++++ DOCUMENT EXCERPT ++++

Author Topic: TU 796, Equifax 819, FICO 761 (me), FICO 825 (DH) - Enough for the best rates?  (Read 2976 times)

catccc

  • Handlebar Stache
  • *****
  • Posts: 1684
  • Location: SE PA
I read at bankrate.com that your credit score generally needs to be 740 or better for the best mortgage rates.  Mine is 761.  I would be more comfortable if it was over 800, like DH's.  I have heard they don't do averages or anything when you apply for a mortgage together, just take the lower of the two. 

These are FICO scores which we access via our Discover Credit Card accounts.  Per creditkarma.com, TransUnion has me at 796 and Equifax at 819.  I'm not sure how to get Experian's number...

I'm really hoping we are still in a place where we our scores are good enough for the best rates.  We'll also be putting 20-30% down, probably, if that helps our case at all.  Does anyone have any experience with obtaining a mortgage with scores like these?

(Edited to add that we have no other debt.)

iamlindoro

  • Handlebar Stache
  • *****
  • Posts: 1520
    • The Earth Awaits
Though the scores you are getting through free services are usually FAKO scores rather than FICO (they're estimates based on a guess at the scoring model, so they're approximate), it's likely that you'll either get the best rates or you're very close to it.  In my experience, 720 is really the threshold to get the best rates for many lenders.

One important thing to remember is that lenders use the FICO Mortgage scoring model, which is different from the FICO Consumer scoring model.  You may want to pay for a company to provide you with a report and all of your scores based on all the models, or at least the Mortgage model, before you continue.  It shouldn't cost you more than 20-30 bucks.

At a bare minimum, you're not going to have any trouble at all getting a mortgage based on credit score.  Just remember that Debt-to-Income is also a significant factor, so you'll only be approved up to what the lender considers a safe DTI.

catccc

  • Handlebar Stache
  • *****
  • Posts: 1684
  • Location: SE PA
Thanks for the input!  I bet the Discover card FICO (they actually call it FICO) is the consumer scoring model.  I think we are good on DTI, and if not, we can throw more cash at the down payment.

IDK if is worth shelling out the 20-30 dollars before we continue, though.  I guess because if we want this property, we'll make an offer and there really won't be any time to change anything about what scores they end up using.  (So why am I bothering asking?  I guess just to ease my concerns)

Anyway, it sounds like we are in decent shape, thanks for sharing your experience that even slightly lower will still yield the best rates.  DTI we can manipulate a bit if needed.

Drifterrider

  • Handlebar Stache
  • *****
  • Posts: 1118
If you are planning to buy a house I would recommend you start mortgage shopping to determine who offers you the best deal.  Work on the premise you have excellent credit.

By adding your three scores and dividing by 3 I get 792.  I've seen web-sites that say 760 and above is excellent and those that say 740 and above is excellent.  I'd say you fall into the "excellent" range. 

"Preapproved" doesn't really mean anything other than, without verifying your financial information, lenders are usually willing to tell you what terms they can offer and how much based on the information you provided.  Most realtors want you to at least be "preapproved" so you don't waste their time (though the professionals will never say this). 

Start mortgage shopping when you start house shopping.

Good luck.

++++ STORED ROWS ++++

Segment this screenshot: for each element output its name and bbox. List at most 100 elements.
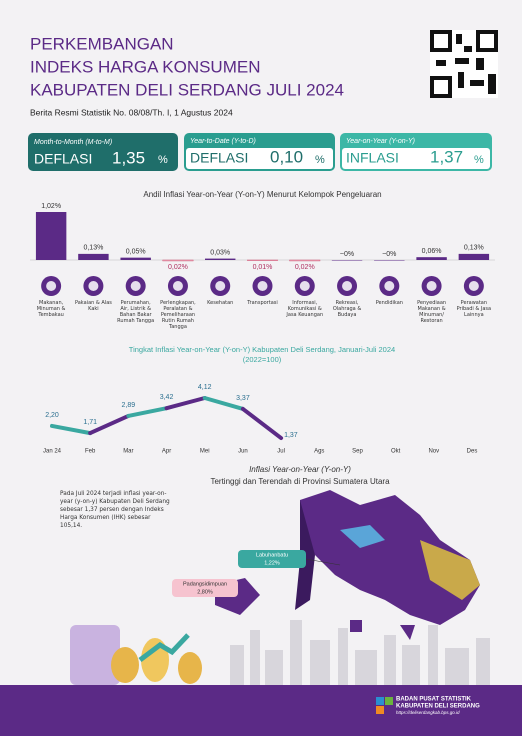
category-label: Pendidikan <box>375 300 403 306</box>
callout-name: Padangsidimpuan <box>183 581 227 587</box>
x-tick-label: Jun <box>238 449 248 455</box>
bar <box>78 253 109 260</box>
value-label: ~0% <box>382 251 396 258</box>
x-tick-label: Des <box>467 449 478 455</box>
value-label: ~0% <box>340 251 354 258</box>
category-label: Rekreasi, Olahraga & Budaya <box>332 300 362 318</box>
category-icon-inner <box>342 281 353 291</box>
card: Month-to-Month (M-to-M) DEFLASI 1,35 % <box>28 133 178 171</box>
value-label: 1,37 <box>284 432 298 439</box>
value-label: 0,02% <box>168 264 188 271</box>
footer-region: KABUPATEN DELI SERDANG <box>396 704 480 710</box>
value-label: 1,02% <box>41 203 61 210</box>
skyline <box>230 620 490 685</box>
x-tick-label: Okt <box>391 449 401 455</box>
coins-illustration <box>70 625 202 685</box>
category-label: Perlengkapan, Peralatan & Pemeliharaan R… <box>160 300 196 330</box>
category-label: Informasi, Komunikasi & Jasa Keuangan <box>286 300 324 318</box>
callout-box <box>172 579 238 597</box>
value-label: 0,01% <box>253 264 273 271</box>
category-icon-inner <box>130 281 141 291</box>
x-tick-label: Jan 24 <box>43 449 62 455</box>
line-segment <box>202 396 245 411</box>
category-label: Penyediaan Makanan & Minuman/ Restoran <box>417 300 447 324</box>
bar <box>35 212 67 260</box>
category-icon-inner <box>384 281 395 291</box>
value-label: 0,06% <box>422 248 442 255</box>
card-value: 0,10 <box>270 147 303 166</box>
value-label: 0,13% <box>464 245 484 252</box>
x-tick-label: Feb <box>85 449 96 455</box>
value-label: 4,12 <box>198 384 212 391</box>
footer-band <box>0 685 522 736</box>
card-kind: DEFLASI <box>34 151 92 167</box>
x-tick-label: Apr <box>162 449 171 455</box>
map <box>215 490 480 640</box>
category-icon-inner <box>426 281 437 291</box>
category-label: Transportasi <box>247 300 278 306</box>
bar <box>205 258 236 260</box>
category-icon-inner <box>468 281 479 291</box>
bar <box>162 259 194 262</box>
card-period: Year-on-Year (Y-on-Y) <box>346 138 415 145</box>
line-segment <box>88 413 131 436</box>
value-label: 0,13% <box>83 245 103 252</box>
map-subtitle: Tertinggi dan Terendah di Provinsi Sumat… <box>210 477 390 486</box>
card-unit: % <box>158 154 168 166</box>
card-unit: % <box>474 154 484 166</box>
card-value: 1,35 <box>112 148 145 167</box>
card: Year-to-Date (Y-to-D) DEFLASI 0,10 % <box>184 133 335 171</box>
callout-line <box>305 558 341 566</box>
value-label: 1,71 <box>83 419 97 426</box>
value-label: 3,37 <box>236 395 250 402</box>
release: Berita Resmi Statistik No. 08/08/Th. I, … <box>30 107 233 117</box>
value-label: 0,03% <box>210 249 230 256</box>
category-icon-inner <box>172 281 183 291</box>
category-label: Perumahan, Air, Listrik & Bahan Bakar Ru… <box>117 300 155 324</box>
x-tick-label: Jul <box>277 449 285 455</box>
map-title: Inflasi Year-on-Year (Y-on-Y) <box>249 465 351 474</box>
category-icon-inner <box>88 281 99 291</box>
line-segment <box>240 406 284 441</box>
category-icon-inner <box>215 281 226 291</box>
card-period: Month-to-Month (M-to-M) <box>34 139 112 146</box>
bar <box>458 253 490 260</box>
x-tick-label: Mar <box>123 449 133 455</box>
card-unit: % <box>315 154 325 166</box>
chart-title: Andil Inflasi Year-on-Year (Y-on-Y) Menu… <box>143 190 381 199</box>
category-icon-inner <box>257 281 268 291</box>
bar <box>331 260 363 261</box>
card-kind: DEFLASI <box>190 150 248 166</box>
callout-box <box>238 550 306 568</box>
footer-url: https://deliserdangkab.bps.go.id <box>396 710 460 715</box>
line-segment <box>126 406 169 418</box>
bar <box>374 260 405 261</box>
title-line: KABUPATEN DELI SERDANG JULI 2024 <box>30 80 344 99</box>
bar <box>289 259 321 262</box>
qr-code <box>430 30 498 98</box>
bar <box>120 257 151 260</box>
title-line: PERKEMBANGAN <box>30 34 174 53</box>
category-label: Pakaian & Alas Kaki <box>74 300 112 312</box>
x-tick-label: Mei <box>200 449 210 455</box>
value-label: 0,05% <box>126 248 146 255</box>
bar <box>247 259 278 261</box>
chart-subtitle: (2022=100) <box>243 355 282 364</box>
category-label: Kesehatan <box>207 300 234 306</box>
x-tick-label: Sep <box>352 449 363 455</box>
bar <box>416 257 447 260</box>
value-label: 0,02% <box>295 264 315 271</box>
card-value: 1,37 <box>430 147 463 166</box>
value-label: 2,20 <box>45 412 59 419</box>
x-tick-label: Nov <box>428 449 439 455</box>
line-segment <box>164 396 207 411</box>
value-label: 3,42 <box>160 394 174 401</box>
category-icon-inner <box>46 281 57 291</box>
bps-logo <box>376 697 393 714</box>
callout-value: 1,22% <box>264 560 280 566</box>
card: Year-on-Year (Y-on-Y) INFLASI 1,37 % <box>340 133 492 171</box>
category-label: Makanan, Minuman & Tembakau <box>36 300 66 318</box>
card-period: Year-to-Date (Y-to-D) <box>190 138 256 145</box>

++++
++++ STORED ROWS ++++

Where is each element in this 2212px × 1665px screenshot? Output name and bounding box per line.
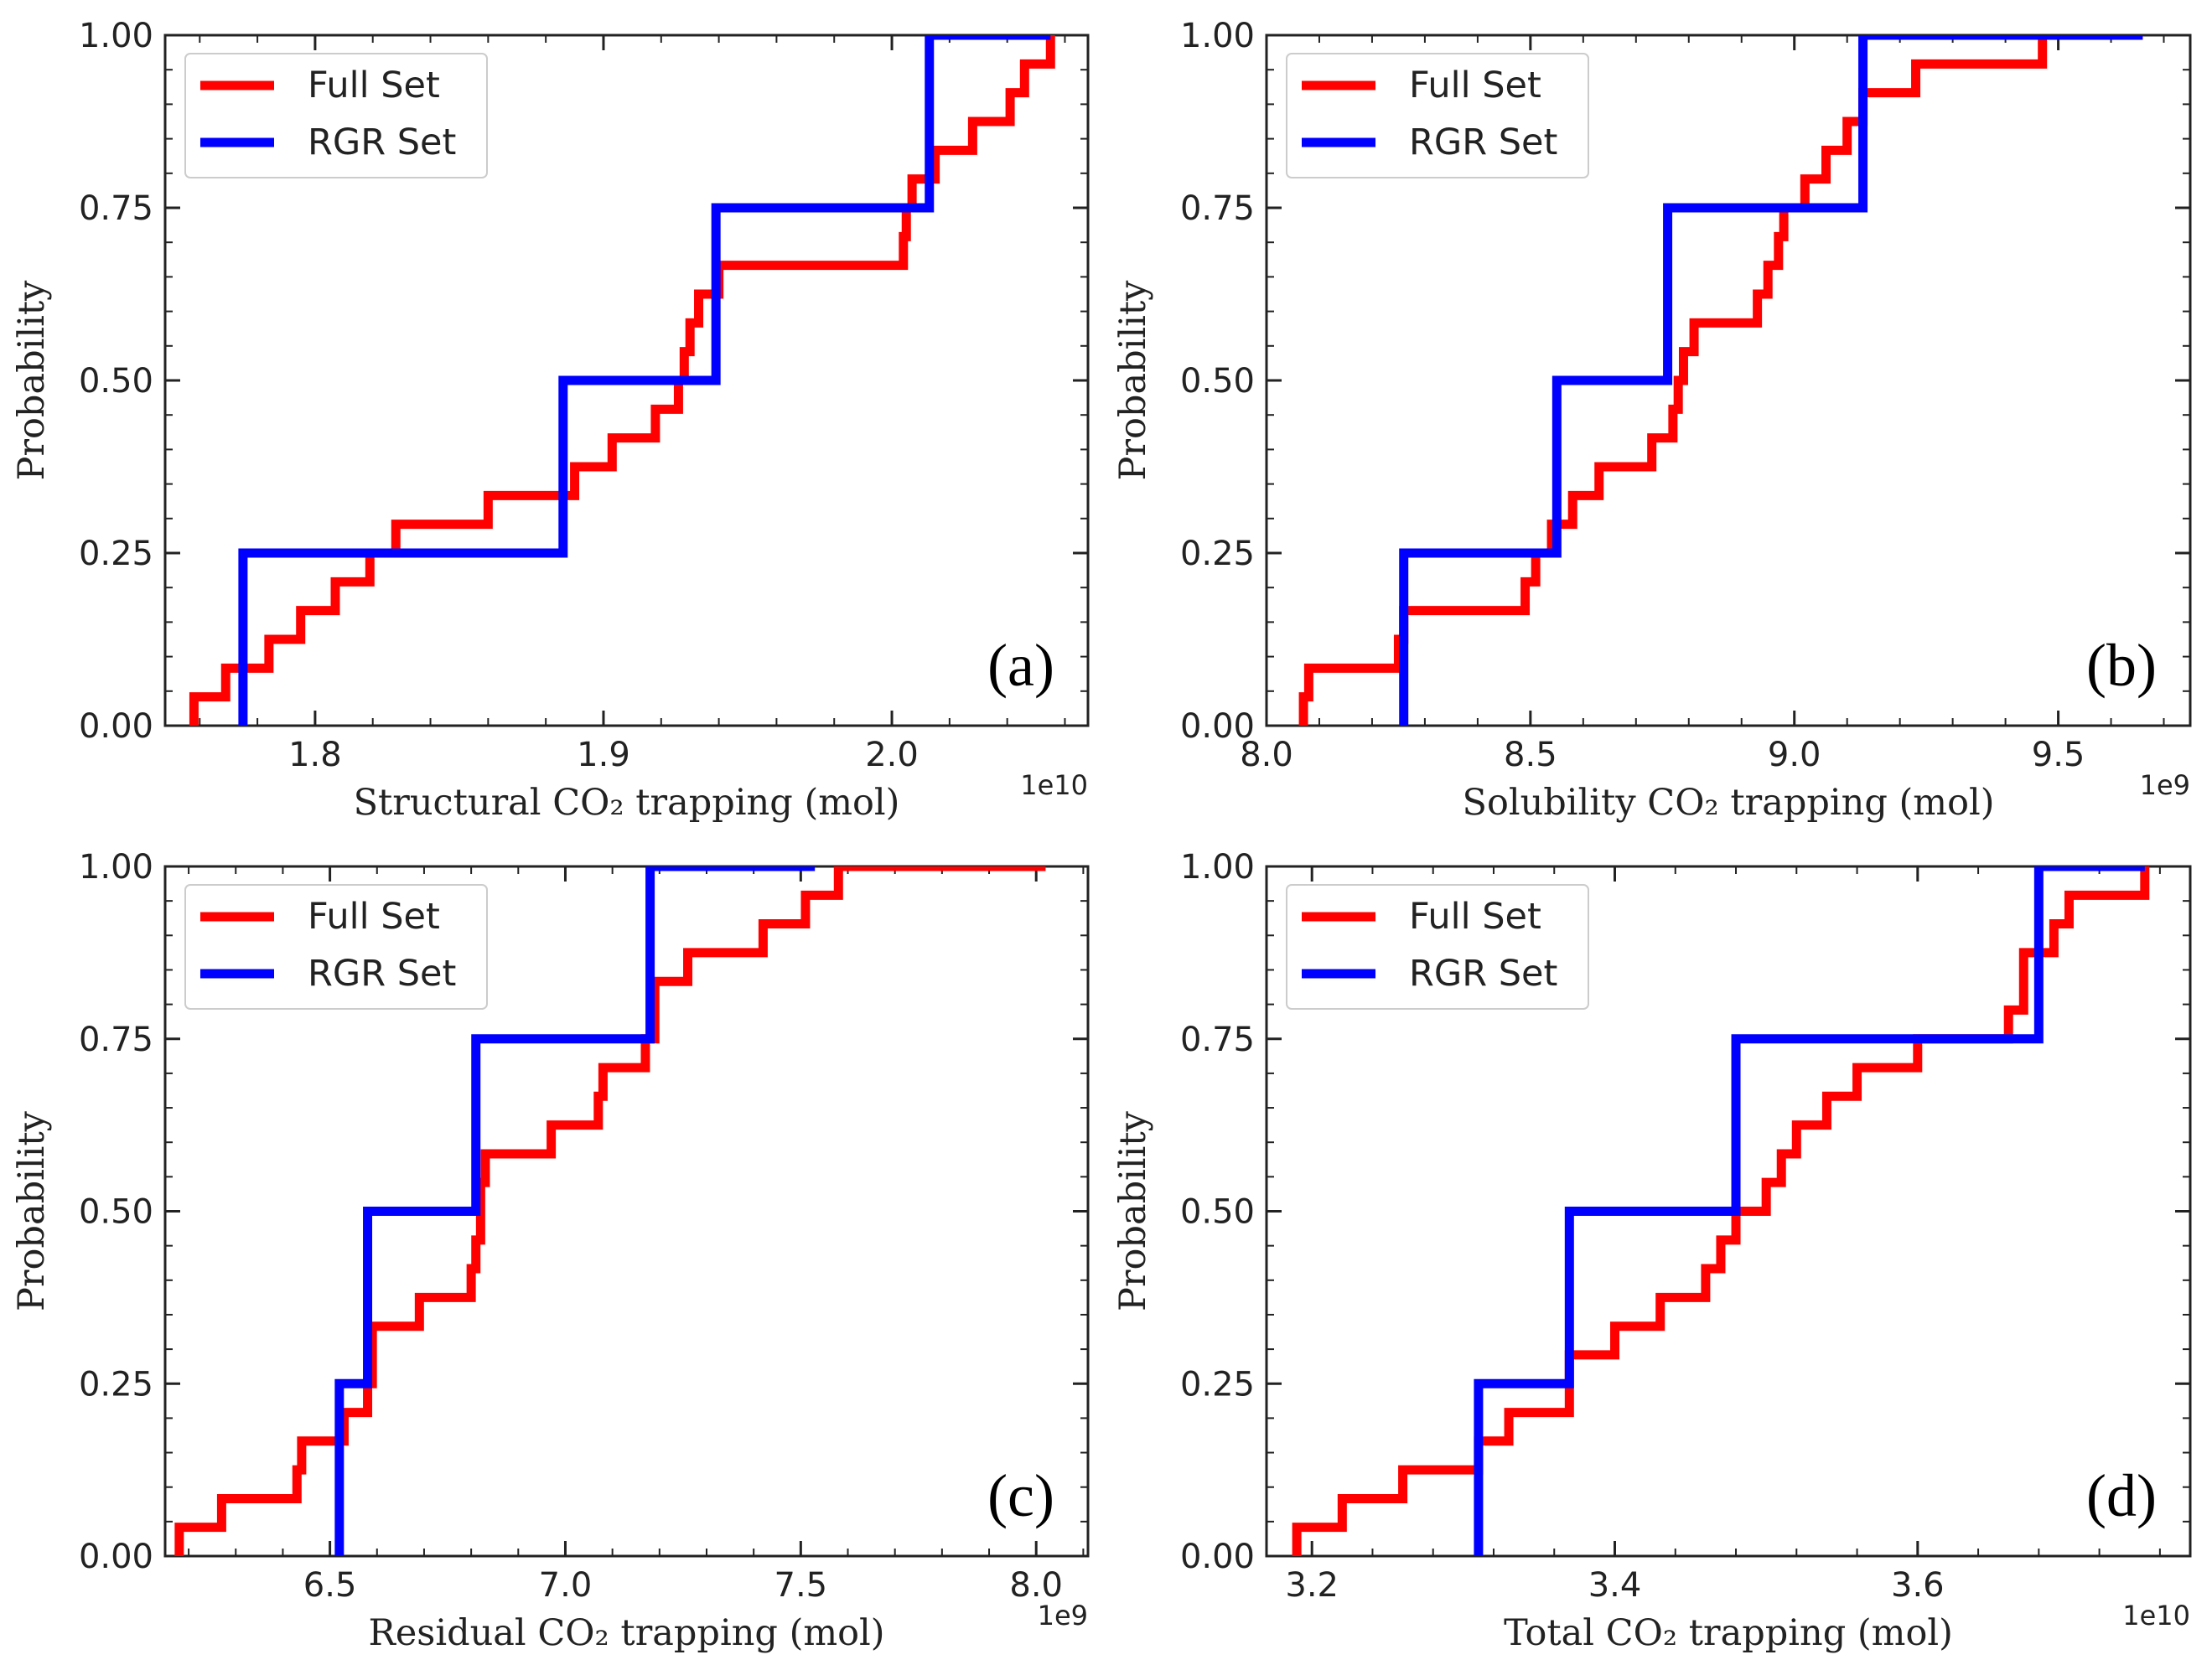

++++

→ YOUR OBJECTIVE
Resume the forum thread on credit scores and mortgage rates, starting right after its last line.

→ EXPECTED OUTPUT
catccc

  • Handlebar Stache
  • *****
  • Posts: 1684
  • Location: SE PA
I hesitate to start mortgage shopping now, because we started house shopping in 2008 and still haven't bought anything.  If we were constantly mortgage shopping, I'm afraid the inquiries would stack up and make things worse.  I know they don't have a huge impact, but I would hate it if they did when I was near some sort of cut off for the best rates.

I am hoping if they ask if we are preapproved, our answer ("no, we aren't preapproved.  But we have excellent credit, no other debt, plenty of reserves, and a sizeable down payment, so I think we'll find acceptable financing just fine.") will suffice.  FIngers crossed.

In 8 years of looking, I've never been more hopeful.  IDK why, but I think it might happen this time...

iamlindoro

  • Handlebar Stache
  • *****
  • Posts: 1520
    • The Earth Awaits
I hesitate to start mortgage shopping now, because we started house shopping in 2008 and still haven't bought anything.  If we were constantly mortgage shopping, I'm afraid the inquiries would stack up and make things worse.  I know they don't have a huge impact, but I would hate it if they did when I was near some sort of cut off for the best rates.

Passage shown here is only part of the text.